(Stored data entries)
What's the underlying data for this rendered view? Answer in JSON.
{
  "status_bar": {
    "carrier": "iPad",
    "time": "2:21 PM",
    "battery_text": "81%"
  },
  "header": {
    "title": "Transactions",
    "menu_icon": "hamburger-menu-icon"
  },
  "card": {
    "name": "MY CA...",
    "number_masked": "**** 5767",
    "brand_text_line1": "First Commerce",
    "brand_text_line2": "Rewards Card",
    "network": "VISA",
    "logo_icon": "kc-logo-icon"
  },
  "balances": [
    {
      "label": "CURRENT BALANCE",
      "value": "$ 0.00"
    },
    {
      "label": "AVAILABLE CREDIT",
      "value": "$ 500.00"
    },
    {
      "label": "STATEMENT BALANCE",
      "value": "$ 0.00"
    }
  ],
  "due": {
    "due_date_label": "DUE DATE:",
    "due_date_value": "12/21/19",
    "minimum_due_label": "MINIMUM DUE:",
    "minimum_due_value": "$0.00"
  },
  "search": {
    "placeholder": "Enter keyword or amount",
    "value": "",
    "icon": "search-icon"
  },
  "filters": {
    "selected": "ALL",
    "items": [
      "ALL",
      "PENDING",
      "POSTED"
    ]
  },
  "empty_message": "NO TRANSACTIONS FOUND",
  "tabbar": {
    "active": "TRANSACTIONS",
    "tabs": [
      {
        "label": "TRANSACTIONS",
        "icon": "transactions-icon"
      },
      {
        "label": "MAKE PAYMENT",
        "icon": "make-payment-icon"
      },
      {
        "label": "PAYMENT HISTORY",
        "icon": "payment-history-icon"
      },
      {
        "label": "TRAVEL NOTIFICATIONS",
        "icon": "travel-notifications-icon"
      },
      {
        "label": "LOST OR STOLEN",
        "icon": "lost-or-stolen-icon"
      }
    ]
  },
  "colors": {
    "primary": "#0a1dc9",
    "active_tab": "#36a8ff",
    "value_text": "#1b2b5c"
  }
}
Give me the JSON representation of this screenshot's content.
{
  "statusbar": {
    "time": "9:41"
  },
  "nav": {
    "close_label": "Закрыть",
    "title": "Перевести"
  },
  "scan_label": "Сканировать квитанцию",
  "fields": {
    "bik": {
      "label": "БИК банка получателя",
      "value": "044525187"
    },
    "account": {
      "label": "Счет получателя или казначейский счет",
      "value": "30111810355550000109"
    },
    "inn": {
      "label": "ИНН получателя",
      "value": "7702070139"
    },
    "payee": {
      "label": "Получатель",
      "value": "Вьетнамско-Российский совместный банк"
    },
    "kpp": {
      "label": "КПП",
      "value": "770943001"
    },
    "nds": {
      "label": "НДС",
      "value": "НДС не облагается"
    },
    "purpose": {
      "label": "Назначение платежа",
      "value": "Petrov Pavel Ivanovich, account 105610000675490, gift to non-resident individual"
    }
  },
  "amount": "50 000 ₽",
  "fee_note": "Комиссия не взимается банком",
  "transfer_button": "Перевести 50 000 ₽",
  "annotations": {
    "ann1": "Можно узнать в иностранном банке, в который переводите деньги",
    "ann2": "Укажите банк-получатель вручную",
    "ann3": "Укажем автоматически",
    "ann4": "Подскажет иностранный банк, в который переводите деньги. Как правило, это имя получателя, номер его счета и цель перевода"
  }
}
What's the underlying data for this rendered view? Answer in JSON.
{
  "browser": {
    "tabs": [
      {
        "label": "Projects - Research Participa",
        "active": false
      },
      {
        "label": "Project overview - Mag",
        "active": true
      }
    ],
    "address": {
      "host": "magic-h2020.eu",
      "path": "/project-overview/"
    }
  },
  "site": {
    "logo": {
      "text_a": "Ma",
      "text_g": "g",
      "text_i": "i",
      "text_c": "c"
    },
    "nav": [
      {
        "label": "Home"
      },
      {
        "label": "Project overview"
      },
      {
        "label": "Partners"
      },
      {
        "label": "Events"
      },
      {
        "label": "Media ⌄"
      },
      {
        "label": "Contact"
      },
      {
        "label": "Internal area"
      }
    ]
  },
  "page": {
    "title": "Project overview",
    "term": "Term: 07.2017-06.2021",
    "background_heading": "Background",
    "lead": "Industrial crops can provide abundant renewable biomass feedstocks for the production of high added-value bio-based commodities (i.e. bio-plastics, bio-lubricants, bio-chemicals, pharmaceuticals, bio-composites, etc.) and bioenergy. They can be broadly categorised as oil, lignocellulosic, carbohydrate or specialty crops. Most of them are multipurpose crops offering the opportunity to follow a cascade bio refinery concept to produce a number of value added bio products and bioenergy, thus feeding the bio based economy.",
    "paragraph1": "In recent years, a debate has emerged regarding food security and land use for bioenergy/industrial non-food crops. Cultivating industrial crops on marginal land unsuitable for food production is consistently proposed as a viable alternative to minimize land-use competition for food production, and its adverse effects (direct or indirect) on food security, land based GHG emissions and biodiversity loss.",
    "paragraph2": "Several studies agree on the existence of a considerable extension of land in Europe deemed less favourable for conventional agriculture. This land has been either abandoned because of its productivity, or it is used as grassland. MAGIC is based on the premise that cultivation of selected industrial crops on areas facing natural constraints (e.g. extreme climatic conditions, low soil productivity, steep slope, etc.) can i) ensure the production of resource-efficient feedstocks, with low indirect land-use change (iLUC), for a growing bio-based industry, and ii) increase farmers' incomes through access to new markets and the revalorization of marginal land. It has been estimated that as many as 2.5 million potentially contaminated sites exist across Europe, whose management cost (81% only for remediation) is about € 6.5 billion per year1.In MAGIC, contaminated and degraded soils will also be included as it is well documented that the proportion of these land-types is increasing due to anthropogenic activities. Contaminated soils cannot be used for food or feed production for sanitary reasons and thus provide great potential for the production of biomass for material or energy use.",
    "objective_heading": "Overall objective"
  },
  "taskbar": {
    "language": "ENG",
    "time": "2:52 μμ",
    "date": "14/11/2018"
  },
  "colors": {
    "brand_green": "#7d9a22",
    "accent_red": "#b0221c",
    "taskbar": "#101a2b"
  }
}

* TASK BRIEF: Say how many lines in this listing hold the string "title", giving the count and nothing more.

* EXERCISE RESULT: 3